--- Information given ---
* BEGIN *

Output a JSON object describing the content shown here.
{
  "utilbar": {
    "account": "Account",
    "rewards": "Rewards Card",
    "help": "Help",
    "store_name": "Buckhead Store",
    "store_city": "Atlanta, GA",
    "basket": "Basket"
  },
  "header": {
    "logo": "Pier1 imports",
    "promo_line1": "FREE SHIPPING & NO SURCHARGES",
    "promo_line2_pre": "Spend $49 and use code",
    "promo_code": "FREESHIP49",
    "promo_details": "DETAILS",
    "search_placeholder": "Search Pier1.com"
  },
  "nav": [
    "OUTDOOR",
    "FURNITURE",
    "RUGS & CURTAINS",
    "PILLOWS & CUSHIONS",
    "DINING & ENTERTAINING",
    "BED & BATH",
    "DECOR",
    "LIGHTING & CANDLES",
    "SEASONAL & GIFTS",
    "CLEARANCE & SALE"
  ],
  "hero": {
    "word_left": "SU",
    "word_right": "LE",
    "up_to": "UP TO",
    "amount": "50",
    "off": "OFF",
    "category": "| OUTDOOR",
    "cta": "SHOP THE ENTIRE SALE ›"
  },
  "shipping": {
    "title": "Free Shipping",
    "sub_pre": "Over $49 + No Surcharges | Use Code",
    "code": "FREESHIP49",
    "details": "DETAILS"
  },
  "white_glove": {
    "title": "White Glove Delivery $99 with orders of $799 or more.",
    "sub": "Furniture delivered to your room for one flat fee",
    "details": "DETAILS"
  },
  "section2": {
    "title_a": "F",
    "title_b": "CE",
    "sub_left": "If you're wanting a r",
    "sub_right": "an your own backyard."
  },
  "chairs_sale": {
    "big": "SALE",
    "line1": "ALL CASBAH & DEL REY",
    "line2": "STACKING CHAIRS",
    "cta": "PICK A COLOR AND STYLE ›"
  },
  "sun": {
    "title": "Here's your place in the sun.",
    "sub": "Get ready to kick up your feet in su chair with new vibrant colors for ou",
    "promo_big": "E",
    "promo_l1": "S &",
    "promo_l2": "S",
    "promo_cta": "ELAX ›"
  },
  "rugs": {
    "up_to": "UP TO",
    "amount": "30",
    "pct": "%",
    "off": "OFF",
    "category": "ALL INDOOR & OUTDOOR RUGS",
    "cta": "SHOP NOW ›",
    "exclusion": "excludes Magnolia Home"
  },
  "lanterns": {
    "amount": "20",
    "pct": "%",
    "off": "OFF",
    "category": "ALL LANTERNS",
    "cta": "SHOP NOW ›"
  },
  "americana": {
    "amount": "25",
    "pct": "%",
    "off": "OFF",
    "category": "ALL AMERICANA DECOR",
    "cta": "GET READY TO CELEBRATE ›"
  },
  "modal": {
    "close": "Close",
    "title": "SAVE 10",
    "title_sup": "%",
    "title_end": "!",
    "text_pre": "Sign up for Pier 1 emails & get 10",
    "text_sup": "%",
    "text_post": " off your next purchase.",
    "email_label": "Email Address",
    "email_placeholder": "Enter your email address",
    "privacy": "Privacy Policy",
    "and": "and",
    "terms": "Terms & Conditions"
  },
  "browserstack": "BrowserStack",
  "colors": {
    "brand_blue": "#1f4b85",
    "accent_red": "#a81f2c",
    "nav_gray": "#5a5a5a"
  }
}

* END *

--- Set task ---
Reproduce the entries above exactly.

--- Answer to this problem ---
Output a JSON object describing the content shown here.
{
  "utilbar": {
    "account": "Account",
    "rewards": "Rewards Card",
    "help": "Help",
    "store_name": "Buckhead Store",
    "store_city": "Atlanta, GA",
    "basket": "Basket"
  },
  "header": {
    "logo": "Pier1 imports",
    "promo_line1": "FREE SHIPPING & NO SURCHARGES",
    "promo_line2_pre": "Spend $49 and use code",
    "promo_code": "FREESHIP49",
    "promo_details": "DETAILS",
    "search_placeholder": "Search Pier1.com"
  },
  "nav": [
    "OUTDOOR",
    "FURNITURE",
    "RUGS & CURTAINS",
    "PILLOWS & CUSHIONS",
    "DINING & ENTERTAINING",
    "BED & BATH",
    "DECOR",
    "LIGHTING & CANDLES",
    "SEASONAL & GIFTS",
    "CLEARANCE & SALE"
  ],
  "hero": {
    "word_left": "SU",
    "word_right": "LE",
    "up_to": "UP TO",
    "amount": "50",
    "off": "OFF",
    "category": "| OUTDOOR",
    "cta": "SHOP THE ENTIRE SALE ›"
  },
  "shipping": {
    "title": "Free Shipping",
    "sub_pre": "Over $49 + No Surcharges | Use Code",
    "code": "FREESHIP49",
    "details": "DETAILS"
  },
  "white_glove": {
    "title": "White Glove Delivery $99 with orders of $799 or more.",
    "sub": "Furniture delivered to your room for one flat fee",
    "details": "DETAILS"
  },
  "section2": {
    "title_a": "F",
    "title_b": "CE",
    "sub_left": "If you're wanting a r",
    "sub_right": "an your own backyard."
  },
  "chairs_sale": {
    "big": "SALE",
    "line1": "ALL CASBAH & DEL REY",
    "line2": "STACKING CHAIRS",
    "cta": "PICK A COLOR AND STYLE ›"
  },
  "sun": {
    "title": "Here's your place in the sun.",
    "sub": "Get ready to kick up your feet in su chair with new vibrant colors for ou",
    "promo_big": "E",
    "promo_l1": "S &",
    "promo_l2": "S",
    "promo_cta": "ELAX ›"
  },
  "rugs": {
    "up_to": "UP TO",
    "amount": "30",
    "pct": "%",
    "off": "OFF",
    "category": "ALL INDOOR & OUTDOOR RUGS",
    "cta": "SHOP NOW ›",
    "exclusion": "excludes Magnolia Home"
  },
  "lanterns": {
    "amount": "20",
    "pct": "%",
    "off": "OFF",
    "category": "ALL LANTERNS",
    "cta": "SHOP NOW ›"
  },
  "americana": {
    "amount": "25",
    "pct": "%",
    "off": "OFF",
    "category": "ALL AMERICANA DECOR",
    "cta": "GET READY TO CELEBRATE ›"
  },
  "modal": {
    "close": "Close",
    "title": "SAVE 10",
    "title_sup": "%",
    "title_end": "!",
    "text_pre": "Sign up for Pier 1 emails & get 10",
    "text_sup": "%",
    "text_post": " off your next purchase.",
    "email_label": "Email Address",
    "email_placeholder": "Enter your email address",
    "privacy": "Privacy Policy",
    "and": "and",
    "terms": "Terms & Conditions"
  },
  "browserstack": "BrowserStack",
  "colors": {
    "brand_blue": "#1f4b85",
    "accent_red": "#a81f2c",
    "nav_gray": "#5a5a5a"
  }
}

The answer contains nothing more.